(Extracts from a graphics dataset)
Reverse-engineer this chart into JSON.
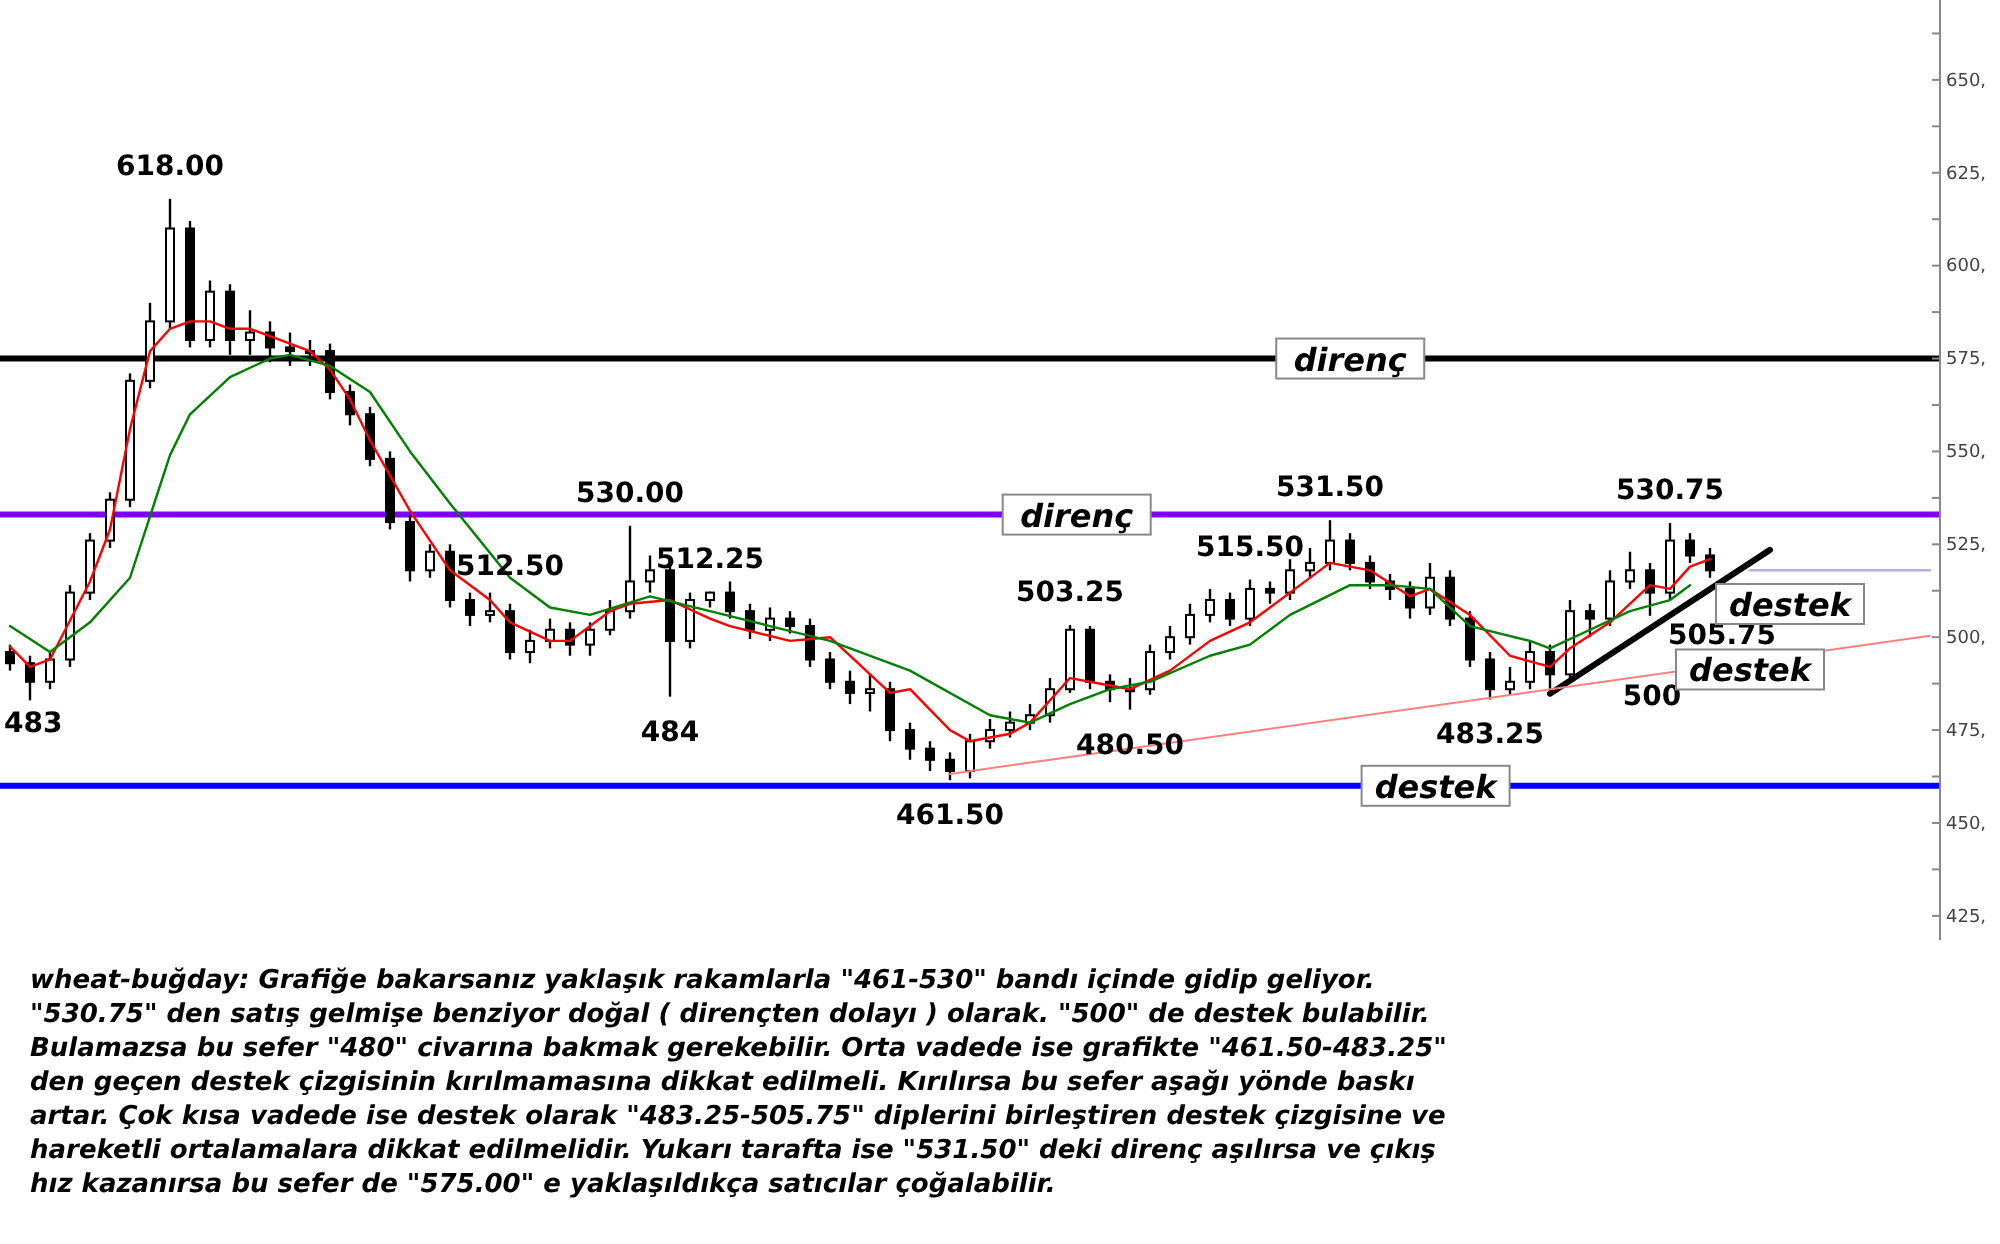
{
  "chart_data": {
    "type": "candlestick",
    "categories": [
      null,
      null,
      null,
      null,
      null,
      null,
      null,
      null,
      null,
      null,
      null,
      null,
      null,
      null,
      null,
      null,
      null,
      null,
      null,
      null,
      null,
      null,
      null,
      null,
      null,
      null,
      null,
      null,
      null,
      null,
      null,
      null,
      null,
      null,
      null,
      null,
      null,
      null,
      null,
      null,
      null,
      null,
      null,
      null,
      null,
      null,
      null,
      null,
      null,
      null,
      null,
      null,
      null,
      null,
      null,
      null,
      null,
      null,
      null,
      null,
      null,
      null,
      null,
      null,
      null,
      null,
      null,
      null,
      null,
      null,
      null,
      null,
      null,
      null,
      null,
      null,
      null,
      null,
      null,
      null,
      null,
      null,
      null,
      null,
      null,
      null,
      null,
      null,
      null,
      null,
      null,
      null,
      null,
      null,
      null,
      null,
      null
    ],
    "ylim": [
      418.5,
      671.5
    ],
    "yticks": [
      {
        "value": 425,
        "label": "425,"
      },
      {
        "value": 437.5,
        "label": null
      },
      {
        "value": 450,
        "label": "450,"
      },
      {
        "value": 462.5,
        "label": null
      },
      {
        "value": 475,
        "label": "475,"
      },
      {
        "value": 487.5,
        "label": null
      },
      {
        "value": 500,
        "label": "500,"
      },
      {
        "value": 512.5,
        "label": null
      },
      {
        "value": 525,
        "label": "525,"
      },
      {
        "value": 537.5,
        "label": null
      },
      {
        "value": 550,
        "label": "550,"
      },
      {
        "value": 562.5,
        "label": null
      },
      {
        "value": 575,
        "label": "575,"
      },
      {
        "value": 587.5,
        "label": null
      },
      {
        "value": 600,
        "label": "600,"
      },
      {
        "value": 612.5,
        "label": null
      },
      {
        "value": 625,
        "label": "625,"
      },
      {
        "value": 637.5,
        "label": null
      },
      {
        "value": 650,
        "label": "650,"
      },
      {
        "value": 662.5,
        "label": null
      }
    ],
    "tick_labels": "y",
    "series": [
      {
        "color": "#000000",
        "ohlc": [
          [
            496,
            498,
            491,
            493
          ],
          [
            493,
            495,
            483,
            488
          ],
          [
            488,
            496,
            486,
            494
          ],
          [
            494,
            514,
            492,
            512
          ],
          [
            512,
            528,
            510,
            526
          ],
          [
            526,
            539,
            524,
            537
          ],
          [
            537,
            571,
            535,
            569
          ],
          [
            569,
            590,
            567,
            585
          ],
          [
            585,
            618,
            583,
            610
          ],
          [
            610,
            612,
            578,
            580
          ],
          [
            580,
            596,
            578,
            593
          ],
          [
            593,
            595,
            576,
            580
          ],
          [
            580,
            588,
            576,
            582
          ],
          [
            582,
            585,
            574,
            578
          ],
          [
            578,
            582,
            573,
            577
          ],
          [
            577,
            580,
            573,
            577
          ],
          [
            577,
            579,
            564,
            566
          ],
          [
            566,
            568,
            557,
            560
          ],
          [
            560,
            562,
            546,
            548
          ],
          [
            548,
            550,
            529,
            531
          ],
          [
            531,
            533,
            515,
            518
          ],
          [
            518,
            525,
            516,
            523
          ],
          [
            523,
            525,
            508,
            510
          ],
          [
            510,
            512,
            503,
            506
          ],
          [
            506,
            512,
            504,
            507
          ],
          [
            507,
            509,
            494,
            496
          ],
          [
            496,
            502,
            493,
            499
          ],
          [
            499,
            505,
            497,
            502
          ],
          [
            502,
            504,
            495,
            498
          ],
          [
            498,
            504,
            495,
            502
          ],
          [
            502,
            510,
            500.5,
            507
          ],
          [
            507,
            530,
            505,
            515
          ],
          [
            515,
            522,
            512,
            518
          ],
          [
            518,
            520,
            484,
            499
          ],
          [
            499,
            512,
            497,
            510
          ],
          [
            510,
            512.25,
            508,
            512
          ],
          [
            512,
            515,
            505,
            507
          ],
          [
            507,
            509,
            499.5,
            502
          ],
          [
            502,
            508,
            499,
            505
          ],
          [
            505,
            507,
            501,
            503
          ],
          [
            503,
            505,
            492,
            494
          ],
          [
            494,
            496,
            486,
            488
          ],
          [
            488,
            491,
            482,
            485
          ],
          [
            485,
            490,
            480,
            486
          ],
          [
            486,
            488,
            472,
            475
          ],
          [
            475,
            477,
            467,
            470
          ],
          [
            470,
            472,
            464,
            467
          ],
          [
            467,
            469,
            461.5,
            464
          ],
          [
            464,
            474,
            462,
            472
          ],
          [
            472,
            478,
            470,
            475
          ],
          [
            475,
            480,
            473,
            477
          ],
          [
            477,
            482,
            475,
            479
          ],
          [
            479,
            489,
            477,
            486
          ],
          [
            486,
            503.25,
            485,
            502
          ],
          [
            502,
            503,
            486,
            488
          ],
          [
            488,
            490,
            482.5,
            486
          ],
          [
            486,
            489,
            480.5,
            486
          ],
          [
            486,
            498,
            484.5,
            496
          ],
          [
            496,
            503,
            494,
            500
          ],
          [
            500,
            509,
            498,
            506
          ],
          [
            506,
            513,
            504,
            510
          ],
          [
            510,
            512,
            503,
            505
          ],
          [
            505,
            515.5,
            503,
            513
          ],
          [
            513,
            515,
            509,
            512
          ],
          [
            512,
            521,
            510,
            518
          ],
          [
            518,
            524,
            516,
            520
          ],
          [
            520,
            531.5,
            518,
            526
          ],
          [
            526,
            528,
            518,
            520
          ],
          [
            520,
            522,
            513,
            515
          ],
          [
            515,
            517,
            510,
            513
          ],
          [
            513,
            515,
            505,
            508
          ],
          [
            508,
            520,
            506,
            516
          ],
          [
            516,
            518,
            503,
            505
          ],
          [
            505,
            507,
            492,
            494
          ],
          [
            494,
            496,
            483.25,
            486
          ],
          [
            486,
            492,
            484.5,
            488
          ],
          [
            488,
            499,
            486,
            496
          ],
          [
            496,
            498,
            485,
            490
          ],
          [
            490,
            510,
            488,
            507
          ],
          [
            507,
            509,
            500,
            505
          ],
          [
            505,
            518,
            503,
            515
          ],
          [
            515,
            523,
            513,
            518
          ],
          [
            518,
            520,
            505.75,
            512
          ],
          [
            512,
            530.75,
            510,
            526
          ],
          [
            526,
            528,
            520,
            522
          ],
          [
            522,
            524,
            516,
            518
          ],
          null,
          null,
          null,
          null,
          null,
          null,
          null,
          null,
          null,
          null,
          null
        ]
      },
      {
        "type": "line",
        "color": "#ff0000",
        "values": [
          497.5,
          492,
          494,
          null,
          515,
          529,
          556,
          577,
          583,
          585,
          585,
          583,
          583,
          581,
          null,
          577,
          572,
          564,
          553,
          null,
          534,
          526,
          518,
          null,
          510,
          504,
          null,
          499,
          499,
          null,
          507,
          509,
          null,
          510,
          null,
          505,
          503,
          null,
          null,
          499,
          null,
          500,
          null,
          null,
          485,
          486,
          null,
          475,
          472,
          null,
          474,
          477,
          null,
          489,
          null,
          487,
          486,
          null,
          491,
          null,
          499,
          null,
          504,
          null,
          512,
          null,
          520,
          null,
          518,
          null,
          511,
          513,
          null,
          506,
          null,
          495,
          null,
          492,
          497,
          null,
          504,
          null,
          514,
          513,
          519,
          521,
          null,
          null,
          null,
          null,
          null,
          null,
          null,
          null,
          null,
          null,
          null
        ]
      },
      {
        "type": "line",
        "color": "#008000",
        "values": [
          503,
          null,
          496,
          null,
          504,
          null,
          516,
          null,
          549,
          560,
          null,
          570,
          null,
          575,
          576,
          null,
          573,
          null,
          566,
          null,
          550,
          null,
          536,
          null,
          null,
          516,
          null,
          508,
          null,
          506,
          null,
          null,
          511,
          null,
          null,
          507,
          null,
          null,
          503,
          null,
          null,
          499,
          null,
          null,
          null,
          491,
          null,
          null,
          null,
          479,
          null,
          477,
          null,
          482,
          null,
          486,
          null,
          488,
          null,
          null,
          495,
          null,
          498,
          null,
          506,
          null,
          null,
          514,
          null,
          514,
          null,
          513,
          null,
          503,
          null,
          null,
          499,
          497,
          null,
          502,
          null,
          507,
          null,
          510,
          514,
          null,
          null,
          null,
          null,
          null,
          null,
          null,
          null,
          null,
          null,
          null,
          null
        ]
      },
      {
        "type": "line",
        "color": "#000000",
        "values": [
          null,
          null,
          null,
          null,
          null,
          null,
          null,
          null,
          null,
          null,
          null,
          null,
          null,
          null,
          null,
          null,
          null,
          null,
          null,
          null,
          null,
          null,
          null,
          null,
          null,
          null,
          null,
          null,
          null,
          null,
          null,
          null,
          null,
          null,
          null,
          null,
          null,
          null,
          null,
          null,
          null,
          null,
          null,
          null,
          null,
          null,
          null,
          null,
          null,
          null,
          null,
          null,
          null,
          null,
          null,
          null,
          null,
          null,
          null,
          null,
          null,
          null,
          null,
          null,
          null,
          null,
          null,
          null,
          null,
          null,
          null,
          null,
          null,
          null,
          null,
          null,
          null,
          484.8,
          null,
          null,
          null,
          null,
          null,
          null,
          null,
          null,
          null,
          null,
          523.5,
          null,
          null,
          null,
          null,
          null,
          null,
          null,
          null
        ]
      },
      {
        "type": "line",
        "color": "#ff8080",
        "values": [
          null,
          null,
          null,
          null,
          null,
          null,
          null,
          null,
          null,
          null,
          null,
          null,
          null,
          null,
          null,
          null,
          null,
          null,
          null,
          null,
          null,
          null,
          null,
          null,
          null,
          null,
          null,
          null,
          null,
          null,
          null,
          null,
          null,
          null,
          null,
          null,
          null,
          null,
          null,
          null,
          null,
          null,
          null,
          null,
          null,
          null,
          null,
          463.2,
          null,
          null,
          null,
          null,
          null,
          null,
          null,
          null,
          null,
          null,
          null,
          null,
          null,
          null,
          null,
          null,
          null,
          null,
          null,
          null,
          null,
          null,
          null,
          null,
          null,
          null,
          null,
          null,
          null,
          null,
          null,
          null,
          null,
          null,
          null,
          null,
          null,
          null,
          null,
          null,
          null,
          null,
          null,
          null,
          null,
          null,
          null,
          null,
          500.4
        ]
      },
      {
        "type": "line",
        "color": "#b0b0e0",
        "values": [
          null,
          null,
          null,
          null,
          null,
          null,
          null,
          null,
          null,
          null,
          null,
          null,
          null,
          null,
          null,
          null,
          null,
          null,
          null,
          null,
          null,
          null,
          null,
          null,
          null,
          null,
          null,
          null,
          null,
          null,
          null,
          null,
          null,
          null,
          null,
          null,
          null,
          null,
          null,
          null,
          null,
          null,
          null,
          null,
          null,
          null,
          null,
          null,
          null,
          null,
          null,
          null,
          null,
          null,
          null,
          null,
          null,
          null,
          null,
          null,
          null,
          null,
          null,
          null,
          null,
          null,
          null,
          null,
          null,
          null,
          null,
          null,
          null,
          null,
          null,
          null,
          null,
          null,
          null,
          null,
          null,
          null,
          null,
          null,
          null,
          null,
          null,
          518,
          null,
          null,
          null,
          null,
          null,
          null,
          null,
          null,
          518
        ]
      }
    ],
    "ref_lines": [
      {
        "axis": "y",
        "value": 575,
        "label": "direnç",
        "color": "#000000"
      },
      {
        "axis": "y",
        "value": 533,
        "label": "direnç",
        "color": "#8000ff"
      },
      {
        "axis": "y",
        "value": 460,
        "label": "destek",
        "color": "#0000ff"
      }
    ],
    "annotations": [
      "483",
      {
        "text": "618.00",
        "y": 618
      },
      {
        "text": "512.50",
        "y": 512.5
      },
      {
        "text": "530.00",
        "y": 530
      },
      {
        "text": "484",
        "y": 484
      },
      {
        "text": "512.25",
        "y": 512.25
      },
      {
        "text": "461.50",
        "y": 461.5
      },
      {
        "text": "503.25",
        "y": 503.25
      },
      {
        "text": "480.50",
        "y": 480.5
      },
      {
        "text": "515.50",
        "y": 515.5
      },
      {
        "text": "531.50",
        "y": 531.5
      },
      {
        "text": "483.25",
        "y": 483.25
      },
      {
        "text": "500",
        "y": 500
      },
      "505.75",
      {
        "text": "530.75",
        "y": 530.75
      },
      "destek",
      {
        "text": "destek",
        "y": 494
      },
      "wheat-buğday: Grafiğe bakarsanız yaklaşık rakamlarla \"461-530\" bandı içinde gidip geliyor. \"530.75\" den satış gelmişe benziyor doğal ( dirençten dolayı ) olarak. \"500\" de destek bulabilir. Bulamazsa bu sefer \"480\" civarına bakmak gerekebilir.  Orta vadede ise grafikte \"461.50-483.25\" den geçen destek çizgisinin kırılmamasına dikkat edilmeli. Kırılırsa bu sefer aşağı yönde baskı artar. Çok kısa vadede ise destek olarak \"483.25-505.75\" diplerini birleştiren destek çizgisine ve hareketli ortalamalara dikkat edilmelidir. Yukarı tarafta ise \"531.50\" deki direnç aşılırsa ve çıkış hız kazanırsa bu sefer de \"575.00\" e yaklaşıldıkça satıcılar çoğalabilir."
    ]
  }
}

**WHAT IS REQUIRED**
Identify every line above with the string "destek" in it. Copy those lines.

**OUTPUT FOR THIS TASK**
        "label": "destek",
      "destek",
        "text": "destek",
      "wheat-buğday: Grafiğe bakarsanız yaklaşık rakamlarla \"461-530\" bandı içinde gidip geliyor. \"530.75\" den satış gelmişe benziyor doğal ( dirençten dolayı ) olarak. \"500\" de destek bulabilir. Bulamazsa bu sefer \"480\" civarına bakmak gerekebilir.  Orta vadede ise grafikte \"461.50-483.25\" den geçen destek çizgisinin kırılmamasına dikkat edilmeli. Kırılırsa bu sefer aşağı yönde baskı artar. Çok kısa vadede ise destek olarak \"483.25-505.75\" diplerini birleştiren destek çizgisine ve hareketli ortalamalara dikkat edilmelidir. Yukarı tarafta ise \"531.50\" deki direnç aşılırsa ve çıkış hız kazanırsa bu sefer de \"575.00\" e yaklaşıldıkça satıcılar çoğalabilir."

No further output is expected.